### Work to do:
Your task is to print the material below exactly as presented.

==== Source data

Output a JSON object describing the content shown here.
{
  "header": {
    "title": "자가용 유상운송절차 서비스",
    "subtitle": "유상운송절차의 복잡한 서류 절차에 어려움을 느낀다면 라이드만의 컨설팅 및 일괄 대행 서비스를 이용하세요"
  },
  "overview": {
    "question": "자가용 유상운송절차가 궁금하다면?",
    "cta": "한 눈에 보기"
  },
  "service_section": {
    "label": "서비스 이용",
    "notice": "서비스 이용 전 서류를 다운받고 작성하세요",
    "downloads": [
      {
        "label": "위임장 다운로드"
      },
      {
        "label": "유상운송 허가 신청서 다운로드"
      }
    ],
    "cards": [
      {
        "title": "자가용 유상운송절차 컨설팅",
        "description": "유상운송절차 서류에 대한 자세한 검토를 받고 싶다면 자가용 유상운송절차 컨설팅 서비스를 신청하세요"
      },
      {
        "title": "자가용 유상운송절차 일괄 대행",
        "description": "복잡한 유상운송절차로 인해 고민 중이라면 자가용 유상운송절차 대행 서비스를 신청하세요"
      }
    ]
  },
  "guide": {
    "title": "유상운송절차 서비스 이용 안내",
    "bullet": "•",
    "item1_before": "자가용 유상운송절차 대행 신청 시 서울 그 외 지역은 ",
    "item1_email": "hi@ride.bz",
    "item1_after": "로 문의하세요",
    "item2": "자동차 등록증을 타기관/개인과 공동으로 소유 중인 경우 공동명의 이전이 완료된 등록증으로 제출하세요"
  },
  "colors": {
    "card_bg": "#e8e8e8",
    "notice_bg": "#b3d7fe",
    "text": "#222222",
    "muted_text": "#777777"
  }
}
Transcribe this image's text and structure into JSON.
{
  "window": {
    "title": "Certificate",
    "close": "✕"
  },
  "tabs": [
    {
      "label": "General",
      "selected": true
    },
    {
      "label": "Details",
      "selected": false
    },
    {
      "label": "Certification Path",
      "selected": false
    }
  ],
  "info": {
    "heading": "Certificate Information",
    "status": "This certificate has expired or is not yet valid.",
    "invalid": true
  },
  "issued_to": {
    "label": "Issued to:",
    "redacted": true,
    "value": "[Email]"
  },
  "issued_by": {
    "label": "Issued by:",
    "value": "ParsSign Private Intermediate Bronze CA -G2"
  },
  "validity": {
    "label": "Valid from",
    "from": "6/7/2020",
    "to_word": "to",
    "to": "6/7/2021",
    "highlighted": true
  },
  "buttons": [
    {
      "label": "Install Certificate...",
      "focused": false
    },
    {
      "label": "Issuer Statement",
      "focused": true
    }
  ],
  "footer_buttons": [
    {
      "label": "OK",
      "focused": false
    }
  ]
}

========

### Response to the exercise:
Output a JSON object describing the content shown here.
{
  "header": {
    "title": "자가용 유상운송절차 서비스",
    "subtitle": "유상운송절차의 복잡한 서류 절차에 어려움을 느낀다면 라이드만의 컨설팅 및 일괄 대행 서비스를 이용하세요"
  },
  "overview": {
    "question": "자가용 유상운송절차가 궁금하다면?",
    "cta": "한 눈에 보기"
  },
  "service_section": {
    "label": "서비스 이용",
    "notice": "서비스 이용 전 서류를 다운받고 작성하세요",
    "downloads": [
      {
        "label": "위임장 다운로드"
      },
      {
        "label": "유상운송 허가 신청서 다운로드"
      }
    ],
    "cards": [
      {
        "title": "자가용 유상운송절차 컨설팅",
        "description": "유상운송절차 서류에 대한 자세한 검토를 받고 싶다면 자가용 유상운송절차 컨설팅 서비스를 신청하세요"
      },
      {
        "title": "자가용 유상운송절차 일괄 대행",
        "description": "복잡한 유상운송절차로 인해 고민 중이라면 자가용 유상운송절차 대행 서비스를 신청하세요"
      }
    ]
  },
  "guide": {
    "title": "유상운송절차 서비스 이용 안내",
    "bullet": "•",
    "item1_before": "자가용 유상운송절차 대행 신청 시 서울 그 외 지역은 ",
    "item1_email": "hi@ride.bz",
    "item1_after": "로 문의하세요",
    "item2": "자동차 등록증을 타기관/개인과 공동으로 소유 중인 경우 공동명의 이전이 완료된 등록증으로 제출하세요"
  },
  "colors": {
    "card_bg": "#e8e8e8",
    "notice_bg": "#b3d7fe",
    "text": "#222222",
    "muted_text": "#777777"
  }
}
Transcribe this image's text and structure into JSON.
{
  "window": {
    "title": "Certificate",
    "close": "✕"
  },
  "tabs": [
    {
      "label": "General",
      "selected": true
    },
    {
      "label": "Details",
      "selected": false
    },
    {
      "label": "Certification Path",
      "selected": false
    }
  ],
  "info": {
    "heading": "Certificate Information",
    "status": "This certificate has expired or is not yet valid.",
    "invalid": true
  },
  "issued_to": {
    "label": "Issued to:",
    "redacted": true,
    "value": "[Email]"
  },
  "issued_by": {
    "label": "Issued by:",
    "value": "ParsSign Private Intermediate Bronze CA -G2"
  },
  "validity": {
    "label": "Valid from",
    "from": "6/7/2020",
    "to_word": "to",
    "to": "6/7/2021",
    "highlighted": true
  },
  "buttons": [
    {
      "label": "Install Certificate...",
      "focused": false
    },
    {
      "label": "Issuer Statement",
      "focused": true
    }
  ],
  "footer_buttons": [
    {
      "label": "OK",
      "focused": false
    }
  ]
}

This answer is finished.